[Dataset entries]
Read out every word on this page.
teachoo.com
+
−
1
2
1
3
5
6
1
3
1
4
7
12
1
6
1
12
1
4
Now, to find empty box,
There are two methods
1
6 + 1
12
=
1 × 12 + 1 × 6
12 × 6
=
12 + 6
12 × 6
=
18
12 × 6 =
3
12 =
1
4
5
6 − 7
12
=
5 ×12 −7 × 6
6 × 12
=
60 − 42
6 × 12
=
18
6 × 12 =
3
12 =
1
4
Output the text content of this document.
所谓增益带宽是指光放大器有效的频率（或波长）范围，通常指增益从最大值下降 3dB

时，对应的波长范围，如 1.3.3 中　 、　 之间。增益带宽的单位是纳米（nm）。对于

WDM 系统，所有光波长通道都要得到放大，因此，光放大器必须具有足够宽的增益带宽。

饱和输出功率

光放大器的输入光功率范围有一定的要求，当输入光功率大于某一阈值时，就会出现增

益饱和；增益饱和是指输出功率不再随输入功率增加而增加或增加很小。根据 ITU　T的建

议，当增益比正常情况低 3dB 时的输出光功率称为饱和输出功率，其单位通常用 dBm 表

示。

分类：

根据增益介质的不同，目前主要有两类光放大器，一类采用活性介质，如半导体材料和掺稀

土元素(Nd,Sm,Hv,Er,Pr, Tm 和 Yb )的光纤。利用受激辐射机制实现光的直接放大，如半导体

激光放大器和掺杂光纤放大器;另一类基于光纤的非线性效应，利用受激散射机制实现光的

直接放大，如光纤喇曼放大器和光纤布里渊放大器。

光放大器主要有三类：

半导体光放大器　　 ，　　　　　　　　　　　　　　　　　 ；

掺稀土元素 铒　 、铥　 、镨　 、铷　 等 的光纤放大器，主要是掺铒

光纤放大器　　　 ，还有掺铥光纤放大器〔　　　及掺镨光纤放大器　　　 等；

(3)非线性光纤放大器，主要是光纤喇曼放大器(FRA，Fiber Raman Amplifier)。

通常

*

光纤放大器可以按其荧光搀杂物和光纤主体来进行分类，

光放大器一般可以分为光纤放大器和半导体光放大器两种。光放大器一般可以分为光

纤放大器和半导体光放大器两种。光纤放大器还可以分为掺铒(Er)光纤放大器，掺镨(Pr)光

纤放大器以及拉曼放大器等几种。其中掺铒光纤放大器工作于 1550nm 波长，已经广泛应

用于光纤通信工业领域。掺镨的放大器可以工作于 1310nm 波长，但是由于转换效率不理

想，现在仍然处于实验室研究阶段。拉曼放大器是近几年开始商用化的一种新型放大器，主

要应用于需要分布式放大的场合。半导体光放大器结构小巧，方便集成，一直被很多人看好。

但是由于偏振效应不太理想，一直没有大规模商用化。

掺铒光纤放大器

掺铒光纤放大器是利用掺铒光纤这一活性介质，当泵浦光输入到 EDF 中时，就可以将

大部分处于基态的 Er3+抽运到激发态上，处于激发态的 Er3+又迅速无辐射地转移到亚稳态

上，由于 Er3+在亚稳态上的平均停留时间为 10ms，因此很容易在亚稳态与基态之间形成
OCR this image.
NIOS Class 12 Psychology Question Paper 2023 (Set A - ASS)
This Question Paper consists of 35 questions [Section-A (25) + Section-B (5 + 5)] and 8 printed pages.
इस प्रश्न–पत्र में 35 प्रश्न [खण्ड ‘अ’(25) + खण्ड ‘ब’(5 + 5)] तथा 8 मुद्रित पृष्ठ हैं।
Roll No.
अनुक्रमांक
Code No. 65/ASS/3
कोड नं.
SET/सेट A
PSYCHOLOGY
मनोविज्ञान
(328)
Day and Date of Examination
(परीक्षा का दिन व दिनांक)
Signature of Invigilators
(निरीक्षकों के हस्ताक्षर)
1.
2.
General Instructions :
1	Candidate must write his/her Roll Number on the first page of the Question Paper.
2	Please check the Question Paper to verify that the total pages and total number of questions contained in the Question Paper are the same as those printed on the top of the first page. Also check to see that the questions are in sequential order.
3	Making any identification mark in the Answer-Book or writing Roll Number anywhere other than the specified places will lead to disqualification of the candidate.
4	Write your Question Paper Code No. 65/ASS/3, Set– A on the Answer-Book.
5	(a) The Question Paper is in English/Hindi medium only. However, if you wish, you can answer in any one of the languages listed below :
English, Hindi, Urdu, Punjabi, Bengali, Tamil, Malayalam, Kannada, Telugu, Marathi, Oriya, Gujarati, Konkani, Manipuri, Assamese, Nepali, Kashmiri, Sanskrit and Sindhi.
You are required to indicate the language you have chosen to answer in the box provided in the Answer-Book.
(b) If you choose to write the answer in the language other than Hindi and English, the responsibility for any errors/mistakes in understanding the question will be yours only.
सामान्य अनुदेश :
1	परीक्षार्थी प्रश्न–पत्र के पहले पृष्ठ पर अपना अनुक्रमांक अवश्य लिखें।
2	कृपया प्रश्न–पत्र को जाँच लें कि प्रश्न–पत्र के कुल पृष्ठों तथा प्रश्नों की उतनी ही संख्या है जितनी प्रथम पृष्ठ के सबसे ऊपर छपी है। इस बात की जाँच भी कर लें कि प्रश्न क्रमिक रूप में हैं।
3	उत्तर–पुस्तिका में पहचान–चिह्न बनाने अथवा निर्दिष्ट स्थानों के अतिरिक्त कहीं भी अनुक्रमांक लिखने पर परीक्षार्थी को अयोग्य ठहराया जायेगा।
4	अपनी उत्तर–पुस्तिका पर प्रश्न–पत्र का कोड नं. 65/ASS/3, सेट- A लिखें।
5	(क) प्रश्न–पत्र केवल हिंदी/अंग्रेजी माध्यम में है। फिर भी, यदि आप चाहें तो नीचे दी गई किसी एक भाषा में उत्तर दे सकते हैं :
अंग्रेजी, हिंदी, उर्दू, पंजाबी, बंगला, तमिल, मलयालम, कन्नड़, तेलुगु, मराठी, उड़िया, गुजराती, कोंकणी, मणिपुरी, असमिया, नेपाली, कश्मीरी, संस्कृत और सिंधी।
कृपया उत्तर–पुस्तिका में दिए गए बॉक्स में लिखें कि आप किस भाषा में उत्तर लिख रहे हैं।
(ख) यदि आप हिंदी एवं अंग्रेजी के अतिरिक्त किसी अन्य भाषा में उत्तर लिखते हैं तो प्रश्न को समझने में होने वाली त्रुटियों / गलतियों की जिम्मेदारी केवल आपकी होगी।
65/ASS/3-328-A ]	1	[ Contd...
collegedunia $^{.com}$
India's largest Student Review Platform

WHAT IS BEING ASKED: Every line above should be printed again exactly as it stands.

RESULT OF THIS TASK:
Read out every word on this page.
teachoo.com
+
−
1
2
1
3
5
6
1
3
1
4
7
12
1
6
1
12
1
4
Now, to find empty box,
There are two methods
1
6 + 1
12
=
1 × 12 + 1 × 6
12 × 6
=
12 + 6
12 × 6
=
18
12 × 6 =
3
12 =
1
4
5
6 − 7
12
=
5 ×12 −7 × 6
6 × 12
=
60 − 42
6 × 12
=
18
6 × 12 =
3
12 =
1
4
Output the text content of this document.
所谓增益带宽是指光放大器有效的频率（或波长）范围，通常指增益从最大值下降 3dB

时，对应的波长范围，如 1.3.3 中　 、　 之间。增益带宽的单位是纳米（nm）。对于

WDM 系统，所有光波长通道都要得到放大，因此，光放大器必须具有足够宽的增益带宽。

饱和输出功率

光放大器的输入光功率范围有一定的要求，当输入光功率大于某一阈值时，就会出现增

益饱和；增益饱和是指输出功率不再随输入功率增加而增加或增加很小。根据 ITU　T的建

议，当增益比正常情况低 3dB 时的输出光功率称为饱和输出功率，其单位通常用 dBm 表

示。

分类：

根据增益介质的不同，目前主要有两类光放大器，一类采用活性介质，如半导体材料和掺稀

土元素(Nd,Sm,Hv,Er,Pr, Tm 和 Yb )的光纤。利用受激辐射机制实现光的直接放大，如半导体

激光放大器和掺杂光纤放大器;另一类基于光纤的非线性效应，利用受激散射机制实现光的

直接放大，如光纤喇曼放大器和光纤布里渊放大器。

光放大器主要有三类：

半导体光放大器　　 ，　　　　　　　　　　　　　　　　　 ；

掺稀土元素 铒　 、铥　 、镨　 、铷　 等 的光纤放大器，主要是掺铒

光纤放大器　　　 ，还有掺铥光纤放大器〔　　　及掺镨光纤放大器　　　 等；

(3)非线性光纤放大器，主要是光纤喇曼放大器(FRA，Fiber Raman Amplifier)。

通常

*

光纤放大器可以按其荧光搀杂物和光纤主体来进行分类，

光放大器一般可以分为光纤放大器和半导体光放大器两种。光放大器一般可以分为光

纤放大器和半导体光放大器两种。光纤放大器还可以分为掺铒(Er)光纤放大器，掺镨(Pr)光

纤放大器以及拉曼放大器等几种。其中掺铒光纤放大器工作于 1550nm 波长，已经广泛应

用于光纤通信工业领域。掺镨的放大器可以工作于 1310nm 波长，但是由于转换效率不理

想，现在仍然处于实验室研究阶段。拉曼放大器是近几年开始商用化的一种新型放大器，主

要应用于需要分布式放大的场合。半导体光放大器结构小巧，方便集成，一直被很多人看好。

但是由于偏振效应不太理想，一直没有大规模商用化。

掺铒光纤放大器

掺铒光纤放大器是利用掺铒光纤这一活性介质，当泵浦光输入到 EDF 中时，就可以将

大部分处于基态的 Er3+抽运到激发态上，处于激发态的 Er3+又迅速无辐射地转移到亚稳态

上，由于 Er3+在亚稳态上的平均停留时间为 10ms，因此很容易在亚稳态与基态之间形成
OCR this image.
NIOS Class 12 Psychology Question Paper 2023 (Set A - ASS)
This Question Paper consists of 35 questions [Section-A (25) + Section-B (5 + 5)] and 8 printed pages.
इस प्रश्न–पत्र में 35 प्रश्न [खण्ड ‘अ’(25) + खण्ड ‘ब’(5 + 5)] तथा 8 मुद्रित पृष्ठ हैं।
Roll No.
अनुक्रमांक
Code No. 65/ASS/3
कोड नं.
SET/सेट A
PSYCHOLOGY
मनोविज्ञान
(328)
Day and Date of Examination
(परीक्षा का दिन व दिनांक)
Signature of Invigilators
(निरीक्षकों के हस्ताक्षर)
1.
2.
General Instructions :
1	Candidate must write his/her Roll Number on the first page of the Question Paper.
2	Please check the Question Paper to verify that the total pages and total number of questions contained in the Question Paper are the same as those printed on the top of the first page. Also check to see that the questions are in sequential order.
3	Making any identification mark in the Answer-Book or writing Roll Number anywhere other than the specified places will lead to disqualification of the candidate.
4	Write your Question Paper Code No. 65/ASS/3, Set– A on the Answer-Book.
5	(a) The Question Paper is in English/Hindi medium only. However, if you wish, you can answer in any one of the languages listed below :
English, Hindi, Urdu, Punjabi, Bengali, Tamil, Malayalam, Kannada, Telugu, Marathi, Oriya, Gujarati, Konkani, Manipuri, Assamese, Nepali, Kashmiri, Sanskrit and Sindhi.
You are required to indicate the language you have chosen to answer in the box provided in the Answer-Book.
(b) If you choose to write the answer in the language other than Hindi and English, the responsibility for any errors/mistakes in understanding the question will be yours only.
सामान्य अनुदेश :
1	परीक्षार्थी प्रश्न–पत्र के पहले पृष्ठ पर अपना अनुक्रमांक अवश्य लिखें।
2	कृपया प्रश्न–पत्र को जाँच लें कि प्रश्न–पत्र के कुल पृष्ठों तथा प्रश्नों की उतनी ही संख्या है जितनी प्रथम पृष्ठ के सबसे ऊपर छपी है। इस बात की जाँच भी कर लें कि प्रश्न क्रमिक रूप में हैं।
3	उत्तर–पुस्तिका में पहचान–चिह्न बनाने अथवा निर्दिष्ट स्थानों के अतिरिक्त कहीं भी अनुक्रमांक लिखने पर परीक्षार्थी को अयोग्य ठहराया जायेगा।
4	अपनी उत्तर–पुस्तिका पर प्रश्न–पत्र का कोड नं. 65/ASS/3, सेट- A लिखें।
5	(क) प्रश्न–पत्र केवल हिंदी/अंग्रेजी माध्यम में है। फिर भी, यदि आप चाहें तो नीचे दी गई किसी एक भाषा में उत्तर दे सकते हैं :
अंग्रेजी, हिंदी, उर्दू, पंजाबी, बंगला, तमिल, मलयालम, कन्नड़, तेलुगु, मराठी, उड़िया, गुजराती, कोंकणी, मणिपुरी, असमिया, नेपाली, कश्मीरी, संस्कृत और सिंधी।
कृपया उत्तर–पुस्तिका में दिए गए बॉक्स में लिखें कि आप किस भाषा में उत्तर लिख रहे हैं।
(ख) यदि आप हिंदी एवं अंग्रेजी के अतिरिक्त किसी अन्य भाषा में उत्तर लिखते हैं तो प्रश्न को समझने में होने वाली त्रुटियों / गलतियों की जिम्मेदारी केवल आपकी होगी।
65/ASS/3-328-A ]	1	[ Contd...
collegedunia $^{.com}$
India's largest Student Review Platform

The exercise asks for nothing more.